Task statement
Look through the records below, and copy out every line that holds the string "title".

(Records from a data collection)
****************************************
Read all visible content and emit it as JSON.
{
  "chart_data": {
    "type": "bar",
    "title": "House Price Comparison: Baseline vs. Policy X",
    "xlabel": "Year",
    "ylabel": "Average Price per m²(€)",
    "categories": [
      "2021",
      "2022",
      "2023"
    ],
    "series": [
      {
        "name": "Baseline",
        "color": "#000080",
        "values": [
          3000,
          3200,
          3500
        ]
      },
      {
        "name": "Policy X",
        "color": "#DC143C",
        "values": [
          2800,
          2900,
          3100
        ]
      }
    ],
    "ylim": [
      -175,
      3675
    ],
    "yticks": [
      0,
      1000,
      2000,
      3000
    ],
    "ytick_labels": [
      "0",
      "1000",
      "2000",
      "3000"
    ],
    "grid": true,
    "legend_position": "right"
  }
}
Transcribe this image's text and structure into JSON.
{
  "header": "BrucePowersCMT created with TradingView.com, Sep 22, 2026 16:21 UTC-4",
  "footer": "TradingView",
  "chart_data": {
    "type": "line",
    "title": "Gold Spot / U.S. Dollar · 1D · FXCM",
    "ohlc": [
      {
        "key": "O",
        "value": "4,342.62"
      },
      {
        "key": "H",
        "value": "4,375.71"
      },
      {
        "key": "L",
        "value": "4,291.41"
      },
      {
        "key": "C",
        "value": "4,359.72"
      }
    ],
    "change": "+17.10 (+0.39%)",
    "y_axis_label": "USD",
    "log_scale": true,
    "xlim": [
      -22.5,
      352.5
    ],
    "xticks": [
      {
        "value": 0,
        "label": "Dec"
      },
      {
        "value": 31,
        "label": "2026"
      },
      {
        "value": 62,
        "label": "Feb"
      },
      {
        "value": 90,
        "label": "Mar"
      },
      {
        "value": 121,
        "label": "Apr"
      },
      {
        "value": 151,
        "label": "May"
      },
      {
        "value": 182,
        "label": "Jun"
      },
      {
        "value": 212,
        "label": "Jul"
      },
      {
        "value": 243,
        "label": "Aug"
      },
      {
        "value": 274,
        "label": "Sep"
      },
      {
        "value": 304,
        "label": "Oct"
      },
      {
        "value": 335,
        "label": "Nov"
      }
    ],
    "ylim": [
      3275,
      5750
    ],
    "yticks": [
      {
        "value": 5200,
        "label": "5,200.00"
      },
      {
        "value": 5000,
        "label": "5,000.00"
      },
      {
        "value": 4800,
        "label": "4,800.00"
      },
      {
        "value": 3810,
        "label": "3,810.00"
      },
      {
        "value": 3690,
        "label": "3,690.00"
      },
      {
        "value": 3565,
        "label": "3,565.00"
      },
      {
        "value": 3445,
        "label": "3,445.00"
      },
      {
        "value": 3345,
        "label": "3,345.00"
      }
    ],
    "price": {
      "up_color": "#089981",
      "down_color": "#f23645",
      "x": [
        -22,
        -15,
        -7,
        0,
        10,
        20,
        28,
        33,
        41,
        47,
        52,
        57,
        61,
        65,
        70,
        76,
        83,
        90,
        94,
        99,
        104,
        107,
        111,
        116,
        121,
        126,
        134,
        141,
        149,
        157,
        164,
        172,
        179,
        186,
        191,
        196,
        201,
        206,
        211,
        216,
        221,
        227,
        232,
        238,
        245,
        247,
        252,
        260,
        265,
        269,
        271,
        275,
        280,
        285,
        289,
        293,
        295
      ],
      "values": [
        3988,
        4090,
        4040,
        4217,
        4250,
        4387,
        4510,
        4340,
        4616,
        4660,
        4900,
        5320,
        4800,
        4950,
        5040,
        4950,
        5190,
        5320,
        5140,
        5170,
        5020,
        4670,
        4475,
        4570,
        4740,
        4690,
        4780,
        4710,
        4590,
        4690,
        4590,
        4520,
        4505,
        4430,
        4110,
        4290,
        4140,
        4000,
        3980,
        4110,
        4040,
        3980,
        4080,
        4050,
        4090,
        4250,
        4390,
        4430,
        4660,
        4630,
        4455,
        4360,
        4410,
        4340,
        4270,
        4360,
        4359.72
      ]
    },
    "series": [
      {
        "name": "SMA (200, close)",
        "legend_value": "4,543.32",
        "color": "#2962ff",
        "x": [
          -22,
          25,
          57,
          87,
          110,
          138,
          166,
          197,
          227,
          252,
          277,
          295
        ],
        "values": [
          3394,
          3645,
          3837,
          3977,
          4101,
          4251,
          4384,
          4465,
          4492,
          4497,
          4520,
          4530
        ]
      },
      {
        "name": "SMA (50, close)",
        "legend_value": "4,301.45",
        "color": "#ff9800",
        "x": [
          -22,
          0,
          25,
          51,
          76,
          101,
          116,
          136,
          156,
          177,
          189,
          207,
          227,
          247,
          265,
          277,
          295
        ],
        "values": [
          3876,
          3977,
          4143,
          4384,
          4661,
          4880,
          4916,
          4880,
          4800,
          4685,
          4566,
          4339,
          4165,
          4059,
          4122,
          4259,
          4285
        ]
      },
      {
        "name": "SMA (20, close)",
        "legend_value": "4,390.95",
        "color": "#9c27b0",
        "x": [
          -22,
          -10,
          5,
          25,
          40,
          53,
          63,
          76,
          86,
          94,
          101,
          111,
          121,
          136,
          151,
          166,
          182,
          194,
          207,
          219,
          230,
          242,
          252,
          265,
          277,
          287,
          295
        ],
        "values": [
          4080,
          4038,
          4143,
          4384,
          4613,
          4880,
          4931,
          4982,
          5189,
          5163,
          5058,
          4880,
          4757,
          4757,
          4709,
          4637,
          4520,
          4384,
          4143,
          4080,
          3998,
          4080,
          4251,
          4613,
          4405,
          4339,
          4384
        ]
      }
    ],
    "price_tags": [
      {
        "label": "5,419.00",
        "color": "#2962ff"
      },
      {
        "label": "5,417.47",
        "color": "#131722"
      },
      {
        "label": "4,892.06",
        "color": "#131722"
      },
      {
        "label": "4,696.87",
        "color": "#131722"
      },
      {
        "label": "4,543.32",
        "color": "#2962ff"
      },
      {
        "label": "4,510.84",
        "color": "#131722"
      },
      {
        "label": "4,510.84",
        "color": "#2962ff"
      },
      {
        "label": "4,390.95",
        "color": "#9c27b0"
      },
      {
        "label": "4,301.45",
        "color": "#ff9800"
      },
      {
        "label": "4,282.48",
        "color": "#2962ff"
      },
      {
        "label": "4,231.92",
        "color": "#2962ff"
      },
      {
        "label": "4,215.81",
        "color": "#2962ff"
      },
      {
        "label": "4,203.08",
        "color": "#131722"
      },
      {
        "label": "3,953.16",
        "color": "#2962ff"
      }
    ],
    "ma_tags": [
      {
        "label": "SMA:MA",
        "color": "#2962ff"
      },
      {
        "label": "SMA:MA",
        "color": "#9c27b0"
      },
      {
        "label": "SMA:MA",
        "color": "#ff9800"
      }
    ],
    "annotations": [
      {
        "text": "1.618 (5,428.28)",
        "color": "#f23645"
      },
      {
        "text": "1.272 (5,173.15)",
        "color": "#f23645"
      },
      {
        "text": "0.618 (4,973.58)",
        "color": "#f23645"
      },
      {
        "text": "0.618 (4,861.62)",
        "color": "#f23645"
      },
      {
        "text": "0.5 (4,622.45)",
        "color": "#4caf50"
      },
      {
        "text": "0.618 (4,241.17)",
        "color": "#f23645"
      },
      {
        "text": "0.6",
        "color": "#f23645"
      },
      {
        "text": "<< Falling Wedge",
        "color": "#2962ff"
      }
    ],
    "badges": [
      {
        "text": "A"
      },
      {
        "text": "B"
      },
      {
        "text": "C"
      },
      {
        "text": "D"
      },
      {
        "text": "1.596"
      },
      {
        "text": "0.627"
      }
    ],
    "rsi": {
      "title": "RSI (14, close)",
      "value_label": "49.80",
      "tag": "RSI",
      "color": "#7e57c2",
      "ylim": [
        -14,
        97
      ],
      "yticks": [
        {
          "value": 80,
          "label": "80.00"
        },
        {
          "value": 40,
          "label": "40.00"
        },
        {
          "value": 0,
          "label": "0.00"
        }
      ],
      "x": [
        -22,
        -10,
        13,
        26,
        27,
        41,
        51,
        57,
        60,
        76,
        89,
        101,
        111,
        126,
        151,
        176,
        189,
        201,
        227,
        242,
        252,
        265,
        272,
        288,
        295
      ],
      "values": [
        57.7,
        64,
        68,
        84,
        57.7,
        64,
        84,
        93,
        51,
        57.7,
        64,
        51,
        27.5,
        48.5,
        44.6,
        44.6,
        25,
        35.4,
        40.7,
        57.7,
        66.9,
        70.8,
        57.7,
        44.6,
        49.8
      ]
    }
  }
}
****************************************
Written response
    "title": "House Price Comparison: Baseline vs. Policy X",
    "title": "Gold Spot / U.S. Dollar · 1D · FXCM",
      "title": "RSI (14, close)",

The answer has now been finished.